[Figure data in JSON]
• • • • • • •
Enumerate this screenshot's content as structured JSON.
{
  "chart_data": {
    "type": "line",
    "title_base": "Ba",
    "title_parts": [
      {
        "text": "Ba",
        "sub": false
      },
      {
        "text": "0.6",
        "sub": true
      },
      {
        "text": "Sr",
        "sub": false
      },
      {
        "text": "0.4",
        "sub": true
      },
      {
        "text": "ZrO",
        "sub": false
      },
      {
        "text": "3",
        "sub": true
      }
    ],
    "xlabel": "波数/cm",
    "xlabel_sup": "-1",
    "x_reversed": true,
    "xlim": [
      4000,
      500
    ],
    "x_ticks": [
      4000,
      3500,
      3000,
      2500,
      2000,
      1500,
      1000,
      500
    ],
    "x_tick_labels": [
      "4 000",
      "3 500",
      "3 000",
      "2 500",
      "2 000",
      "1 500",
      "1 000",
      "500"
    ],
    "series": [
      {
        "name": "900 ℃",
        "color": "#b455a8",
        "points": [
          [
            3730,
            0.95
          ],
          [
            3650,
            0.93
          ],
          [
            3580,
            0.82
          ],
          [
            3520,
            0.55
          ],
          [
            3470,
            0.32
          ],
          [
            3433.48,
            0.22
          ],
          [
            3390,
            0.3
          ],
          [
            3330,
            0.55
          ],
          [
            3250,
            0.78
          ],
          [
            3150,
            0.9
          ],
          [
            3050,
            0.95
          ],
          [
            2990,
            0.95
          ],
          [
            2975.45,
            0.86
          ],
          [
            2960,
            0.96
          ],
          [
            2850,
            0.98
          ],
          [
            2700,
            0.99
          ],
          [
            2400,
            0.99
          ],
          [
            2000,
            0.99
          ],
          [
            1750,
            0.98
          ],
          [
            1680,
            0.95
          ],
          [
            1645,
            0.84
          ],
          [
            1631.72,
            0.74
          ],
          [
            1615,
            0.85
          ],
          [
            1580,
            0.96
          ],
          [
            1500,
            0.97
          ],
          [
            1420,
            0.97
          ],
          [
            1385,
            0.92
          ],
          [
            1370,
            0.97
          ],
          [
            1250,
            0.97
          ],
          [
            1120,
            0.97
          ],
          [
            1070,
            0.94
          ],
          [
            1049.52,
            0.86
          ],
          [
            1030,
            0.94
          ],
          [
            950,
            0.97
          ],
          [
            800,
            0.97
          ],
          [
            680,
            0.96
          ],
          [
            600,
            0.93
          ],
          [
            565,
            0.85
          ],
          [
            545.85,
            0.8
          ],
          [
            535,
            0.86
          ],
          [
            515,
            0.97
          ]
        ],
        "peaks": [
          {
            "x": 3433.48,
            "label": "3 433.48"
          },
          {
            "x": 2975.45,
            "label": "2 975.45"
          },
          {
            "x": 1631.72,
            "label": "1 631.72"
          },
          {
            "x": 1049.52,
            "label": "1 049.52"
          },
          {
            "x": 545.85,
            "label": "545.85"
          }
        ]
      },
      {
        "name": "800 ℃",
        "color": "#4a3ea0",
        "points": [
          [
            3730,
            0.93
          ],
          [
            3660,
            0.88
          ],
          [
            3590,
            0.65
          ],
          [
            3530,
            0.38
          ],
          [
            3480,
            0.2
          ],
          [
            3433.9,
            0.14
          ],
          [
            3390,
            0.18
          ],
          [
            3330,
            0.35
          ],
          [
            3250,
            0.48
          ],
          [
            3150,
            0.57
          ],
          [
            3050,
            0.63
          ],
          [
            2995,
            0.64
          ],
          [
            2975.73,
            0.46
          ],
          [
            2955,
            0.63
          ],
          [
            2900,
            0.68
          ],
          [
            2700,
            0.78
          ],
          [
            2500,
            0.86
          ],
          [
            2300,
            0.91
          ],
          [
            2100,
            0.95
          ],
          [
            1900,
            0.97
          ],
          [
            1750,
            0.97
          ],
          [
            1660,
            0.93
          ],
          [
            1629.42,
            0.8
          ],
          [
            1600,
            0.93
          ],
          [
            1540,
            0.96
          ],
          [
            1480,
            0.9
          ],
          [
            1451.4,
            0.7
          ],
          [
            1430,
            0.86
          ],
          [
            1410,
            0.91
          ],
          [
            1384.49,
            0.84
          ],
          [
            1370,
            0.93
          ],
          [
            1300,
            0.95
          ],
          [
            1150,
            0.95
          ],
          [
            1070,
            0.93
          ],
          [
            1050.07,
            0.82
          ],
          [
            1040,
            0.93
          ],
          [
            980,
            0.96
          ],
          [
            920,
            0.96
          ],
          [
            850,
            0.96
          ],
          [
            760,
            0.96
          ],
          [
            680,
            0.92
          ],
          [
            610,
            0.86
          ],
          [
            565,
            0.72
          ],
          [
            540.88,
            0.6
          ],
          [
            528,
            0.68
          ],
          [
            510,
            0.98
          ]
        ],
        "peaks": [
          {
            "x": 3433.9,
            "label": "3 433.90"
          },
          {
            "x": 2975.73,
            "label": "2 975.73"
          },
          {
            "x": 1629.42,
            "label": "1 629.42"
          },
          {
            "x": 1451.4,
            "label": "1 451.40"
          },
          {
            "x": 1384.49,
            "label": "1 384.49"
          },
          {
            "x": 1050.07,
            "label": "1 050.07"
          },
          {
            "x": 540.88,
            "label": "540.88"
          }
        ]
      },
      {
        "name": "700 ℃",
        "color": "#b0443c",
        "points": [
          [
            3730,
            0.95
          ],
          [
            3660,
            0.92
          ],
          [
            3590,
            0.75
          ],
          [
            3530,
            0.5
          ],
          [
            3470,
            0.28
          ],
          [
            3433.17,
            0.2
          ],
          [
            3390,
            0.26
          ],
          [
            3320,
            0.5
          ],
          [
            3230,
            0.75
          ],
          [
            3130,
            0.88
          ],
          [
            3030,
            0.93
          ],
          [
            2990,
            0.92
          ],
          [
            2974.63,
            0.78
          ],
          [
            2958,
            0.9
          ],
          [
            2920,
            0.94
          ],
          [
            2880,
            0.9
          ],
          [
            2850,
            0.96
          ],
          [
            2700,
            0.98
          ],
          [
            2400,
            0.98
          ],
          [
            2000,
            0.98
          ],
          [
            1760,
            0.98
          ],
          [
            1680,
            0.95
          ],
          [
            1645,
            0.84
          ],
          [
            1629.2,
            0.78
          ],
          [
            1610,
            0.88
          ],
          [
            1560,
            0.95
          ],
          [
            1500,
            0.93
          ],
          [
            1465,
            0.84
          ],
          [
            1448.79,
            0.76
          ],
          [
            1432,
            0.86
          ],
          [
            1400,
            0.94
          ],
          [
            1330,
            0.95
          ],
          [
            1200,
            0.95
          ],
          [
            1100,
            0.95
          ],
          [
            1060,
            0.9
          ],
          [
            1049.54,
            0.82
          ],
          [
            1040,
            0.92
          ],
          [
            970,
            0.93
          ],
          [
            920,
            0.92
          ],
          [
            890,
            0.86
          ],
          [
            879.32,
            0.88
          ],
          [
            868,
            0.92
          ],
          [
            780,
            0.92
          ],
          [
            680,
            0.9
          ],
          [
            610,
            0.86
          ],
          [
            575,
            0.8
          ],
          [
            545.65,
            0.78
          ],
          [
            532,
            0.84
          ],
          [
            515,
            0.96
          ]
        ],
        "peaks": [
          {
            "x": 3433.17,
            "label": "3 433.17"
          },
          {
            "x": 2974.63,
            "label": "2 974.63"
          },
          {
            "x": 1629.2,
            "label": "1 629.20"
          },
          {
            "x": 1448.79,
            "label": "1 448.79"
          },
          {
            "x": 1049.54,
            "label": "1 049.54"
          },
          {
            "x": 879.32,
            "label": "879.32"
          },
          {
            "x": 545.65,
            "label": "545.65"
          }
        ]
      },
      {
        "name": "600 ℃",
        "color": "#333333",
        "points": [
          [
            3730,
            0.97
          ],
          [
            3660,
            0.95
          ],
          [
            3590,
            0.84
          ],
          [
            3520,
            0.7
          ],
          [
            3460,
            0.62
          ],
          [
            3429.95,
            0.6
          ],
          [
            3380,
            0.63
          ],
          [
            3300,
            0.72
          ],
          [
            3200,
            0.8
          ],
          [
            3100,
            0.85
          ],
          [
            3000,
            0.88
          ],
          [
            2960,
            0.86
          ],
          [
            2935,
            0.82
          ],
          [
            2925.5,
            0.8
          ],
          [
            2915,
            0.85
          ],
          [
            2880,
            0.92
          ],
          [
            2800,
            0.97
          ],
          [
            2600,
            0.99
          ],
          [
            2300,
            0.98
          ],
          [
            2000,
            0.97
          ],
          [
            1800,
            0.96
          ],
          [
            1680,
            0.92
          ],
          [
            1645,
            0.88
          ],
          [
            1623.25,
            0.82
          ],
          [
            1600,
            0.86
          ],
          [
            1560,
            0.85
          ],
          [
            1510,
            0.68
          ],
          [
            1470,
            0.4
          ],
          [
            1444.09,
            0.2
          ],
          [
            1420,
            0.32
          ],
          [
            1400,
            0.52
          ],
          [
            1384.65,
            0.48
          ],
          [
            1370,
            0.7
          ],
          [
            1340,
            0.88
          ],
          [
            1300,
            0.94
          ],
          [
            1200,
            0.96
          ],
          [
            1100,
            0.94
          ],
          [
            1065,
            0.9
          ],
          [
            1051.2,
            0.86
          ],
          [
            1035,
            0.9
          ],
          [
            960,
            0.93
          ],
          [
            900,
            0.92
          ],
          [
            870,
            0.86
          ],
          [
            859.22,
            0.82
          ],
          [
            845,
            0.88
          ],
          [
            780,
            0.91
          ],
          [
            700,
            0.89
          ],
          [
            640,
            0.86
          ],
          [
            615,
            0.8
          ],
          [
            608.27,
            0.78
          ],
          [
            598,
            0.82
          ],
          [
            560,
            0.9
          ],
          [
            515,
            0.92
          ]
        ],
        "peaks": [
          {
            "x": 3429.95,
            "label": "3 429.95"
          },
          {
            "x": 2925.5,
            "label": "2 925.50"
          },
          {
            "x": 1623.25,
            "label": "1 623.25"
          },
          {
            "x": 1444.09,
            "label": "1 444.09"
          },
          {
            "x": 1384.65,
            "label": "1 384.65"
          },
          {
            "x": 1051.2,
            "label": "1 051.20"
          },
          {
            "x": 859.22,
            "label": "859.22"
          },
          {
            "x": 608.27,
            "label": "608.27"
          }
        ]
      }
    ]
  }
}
• • • • • • •
- Instructions to follow
Scan the listing above and copy all lines containing the word "color".

- Finished answer
        "color": "#b455a8",
        "color": "#4a3ea0",
        "color": "#b0443c",
        "color": "#333333",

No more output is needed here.